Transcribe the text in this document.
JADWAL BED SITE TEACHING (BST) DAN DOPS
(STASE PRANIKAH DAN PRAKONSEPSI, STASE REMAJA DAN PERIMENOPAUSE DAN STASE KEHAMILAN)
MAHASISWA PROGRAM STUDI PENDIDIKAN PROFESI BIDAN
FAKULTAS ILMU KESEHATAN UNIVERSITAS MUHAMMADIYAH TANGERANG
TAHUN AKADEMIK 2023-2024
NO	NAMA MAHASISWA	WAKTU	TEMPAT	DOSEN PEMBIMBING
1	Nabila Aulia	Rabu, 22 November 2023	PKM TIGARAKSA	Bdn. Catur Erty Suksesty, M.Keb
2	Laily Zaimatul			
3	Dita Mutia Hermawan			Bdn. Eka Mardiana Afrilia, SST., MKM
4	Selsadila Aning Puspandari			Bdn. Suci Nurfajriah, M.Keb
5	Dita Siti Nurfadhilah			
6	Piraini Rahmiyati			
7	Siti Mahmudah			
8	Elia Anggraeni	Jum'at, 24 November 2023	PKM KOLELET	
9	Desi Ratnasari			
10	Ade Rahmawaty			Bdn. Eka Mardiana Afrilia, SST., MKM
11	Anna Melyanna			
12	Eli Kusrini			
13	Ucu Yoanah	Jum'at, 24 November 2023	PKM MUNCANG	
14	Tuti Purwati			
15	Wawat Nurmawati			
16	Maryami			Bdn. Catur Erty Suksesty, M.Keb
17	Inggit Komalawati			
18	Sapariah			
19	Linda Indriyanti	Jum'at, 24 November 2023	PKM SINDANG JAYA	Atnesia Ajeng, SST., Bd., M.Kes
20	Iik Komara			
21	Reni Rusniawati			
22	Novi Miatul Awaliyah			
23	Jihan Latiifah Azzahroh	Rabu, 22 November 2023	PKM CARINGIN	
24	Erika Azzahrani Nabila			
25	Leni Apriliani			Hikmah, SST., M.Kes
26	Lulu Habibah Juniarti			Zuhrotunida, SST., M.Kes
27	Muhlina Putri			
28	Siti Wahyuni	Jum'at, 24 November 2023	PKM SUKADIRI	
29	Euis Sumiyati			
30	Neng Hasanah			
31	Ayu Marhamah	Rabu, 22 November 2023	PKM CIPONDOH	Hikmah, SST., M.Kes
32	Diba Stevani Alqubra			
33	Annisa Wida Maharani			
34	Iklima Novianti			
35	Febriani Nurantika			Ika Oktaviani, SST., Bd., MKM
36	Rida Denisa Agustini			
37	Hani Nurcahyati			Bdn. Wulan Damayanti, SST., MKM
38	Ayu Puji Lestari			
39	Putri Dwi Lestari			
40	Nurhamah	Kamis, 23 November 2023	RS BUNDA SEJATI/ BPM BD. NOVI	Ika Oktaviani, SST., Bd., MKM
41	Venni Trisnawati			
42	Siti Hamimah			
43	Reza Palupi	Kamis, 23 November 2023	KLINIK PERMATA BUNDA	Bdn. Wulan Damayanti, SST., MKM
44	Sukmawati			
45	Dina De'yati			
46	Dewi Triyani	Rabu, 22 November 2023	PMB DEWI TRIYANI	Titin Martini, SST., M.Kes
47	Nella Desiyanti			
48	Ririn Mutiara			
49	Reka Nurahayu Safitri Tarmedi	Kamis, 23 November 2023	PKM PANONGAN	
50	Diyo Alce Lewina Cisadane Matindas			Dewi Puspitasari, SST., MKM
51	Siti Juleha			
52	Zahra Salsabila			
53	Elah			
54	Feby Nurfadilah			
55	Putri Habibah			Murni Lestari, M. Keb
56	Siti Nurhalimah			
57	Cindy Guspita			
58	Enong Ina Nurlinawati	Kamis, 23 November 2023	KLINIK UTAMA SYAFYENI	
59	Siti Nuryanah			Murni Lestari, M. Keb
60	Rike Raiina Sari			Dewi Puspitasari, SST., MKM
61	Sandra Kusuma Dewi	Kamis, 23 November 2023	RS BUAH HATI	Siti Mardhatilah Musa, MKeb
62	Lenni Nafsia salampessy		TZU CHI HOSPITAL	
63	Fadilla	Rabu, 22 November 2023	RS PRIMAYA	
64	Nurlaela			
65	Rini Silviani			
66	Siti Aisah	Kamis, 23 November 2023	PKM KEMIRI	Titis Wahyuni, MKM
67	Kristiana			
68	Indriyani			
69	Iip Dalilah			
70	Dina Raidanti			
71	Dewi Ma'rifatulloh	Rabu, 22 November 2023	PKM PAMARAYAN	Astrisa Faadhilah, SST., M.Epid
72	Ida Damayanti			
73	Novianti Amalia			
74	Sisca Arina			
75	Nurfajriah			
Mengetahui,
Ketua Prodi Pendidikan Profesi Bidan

→ WHAT YOU ARE ASKED TO DO
List the lines that contain the word "Erty".

→ FINAL RESULT
1	Nabila Aulia	Rabu, 22 November 2023	PKM TIGARAKSA	Bdn. Catur Erty Suksesty, M.Keb
16	Maryami			Bdn. Catur Erty Suksesty, M.Keb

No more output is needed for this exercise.